> _What to work on_
Write out the material exactly, without any of its pictures.

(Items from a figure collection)
** begin **

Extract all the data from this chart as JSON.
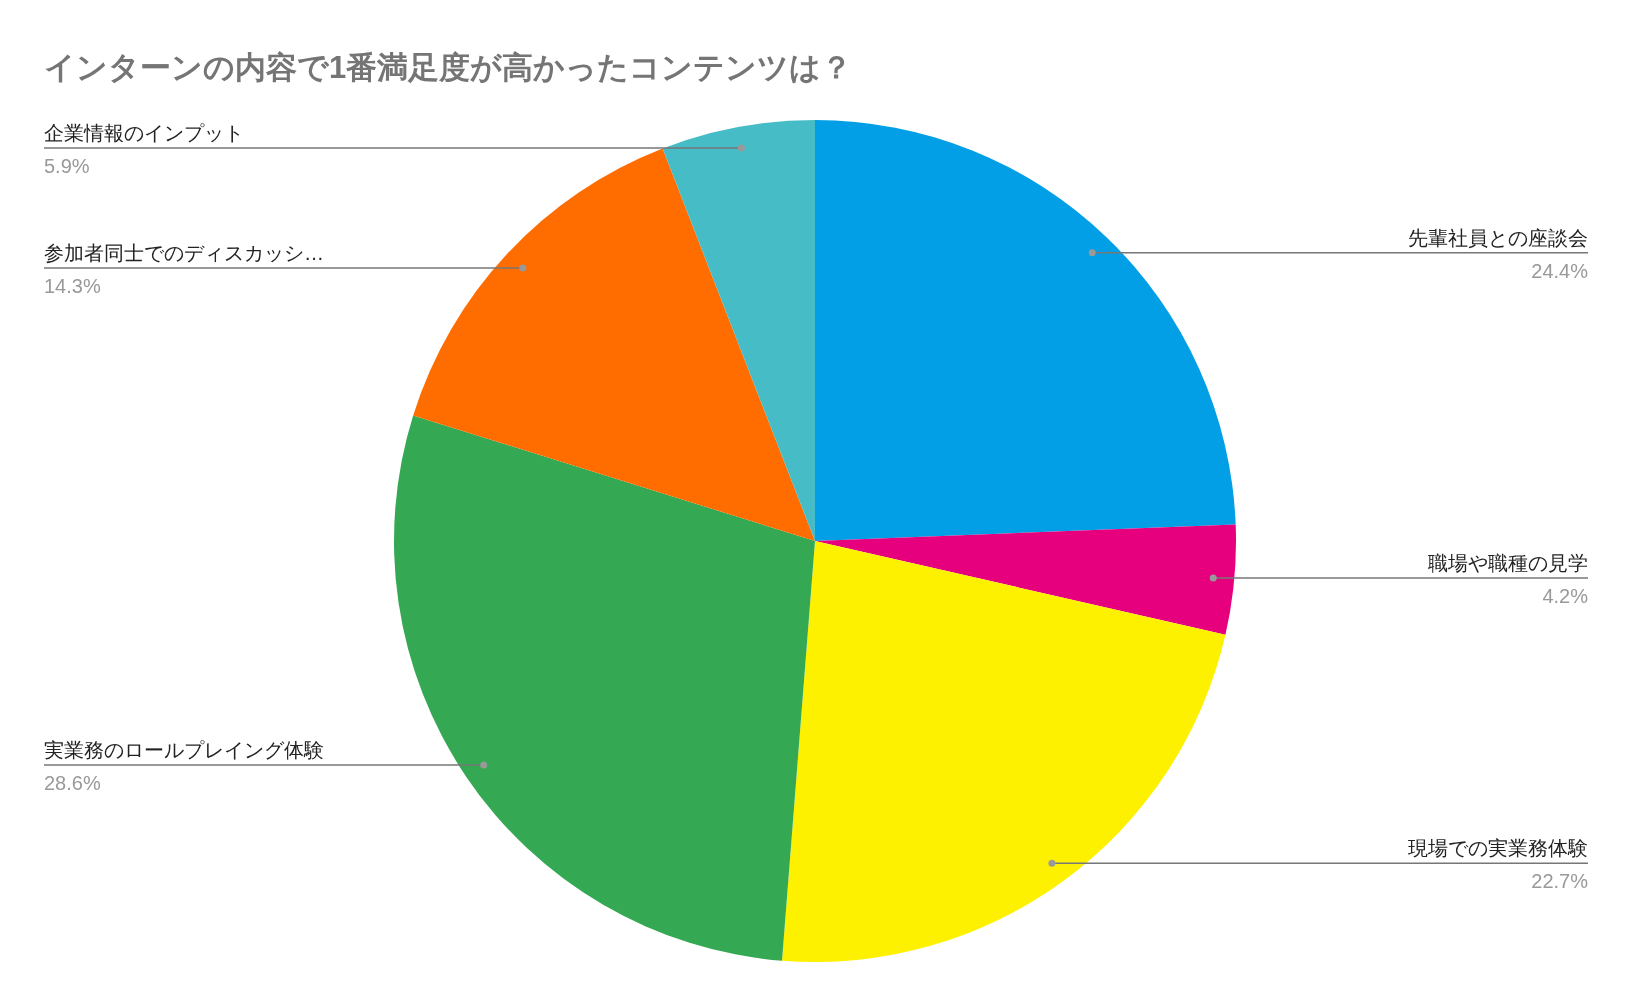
{
  "chart_data": {
    "type": "pie",
    "title": "インターンの内容で1番満足度が高かったコンテンツは？",
    "categories": [
      "先輩社員との座談会",
      "職場や職種の見学",
      "現場での実業務体験",
      "実業務のロールプレイング体験",
      "参加者同士でのディスカッシ…",
      "企業情報のインプット"
    ],
    "values": [
      24.4,
      4.2,
      22.7,
      28.6,
      14.3,
      5.9
    ],
    "colors": [
      "#039fe6",
      "#e6007e",
      "#fdf100",
      "#34a853",
      "#ff6d01",
      "#46bdc6"
    ],
    "value_labels": [
      "24.4%",
      "4.2%",
      "22.7%",
      "28.6%",
      "14.3%",
      "5.9%"
    ]
  }
}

** end **

> _Task output_
Extract all the data from this chart as JSON.
{
  "chart_data": {
    "type": "pie",
    "title": "インターンの内容で1番満足度が高かったコンテンツは？",
    "categories": [
      "先輩社員との座談会",
      "職場や職種の見学",
      "現場での実業務体験",
      "実業務のロールプレイング体験",
      "参加者同士でのディスカッシ…",
      "企業情報のインプット"
    ],
    "values": [
      24.4,
      4.2,
      22.7,
      28.6,
      14.3,
      5.9
    ],
    "colors": [
      "#039fe6",
      "#e6007e",
      "#fdf100",
      "#34a853",
      "#ff6d01",
      "#46bdc6"
    ],
    "value_labels": [
      "24.4%",
      "4.2%",
      "22.7%",
      "28.6%",
      "14.3%",
      "5.9%"
    ]
  }
}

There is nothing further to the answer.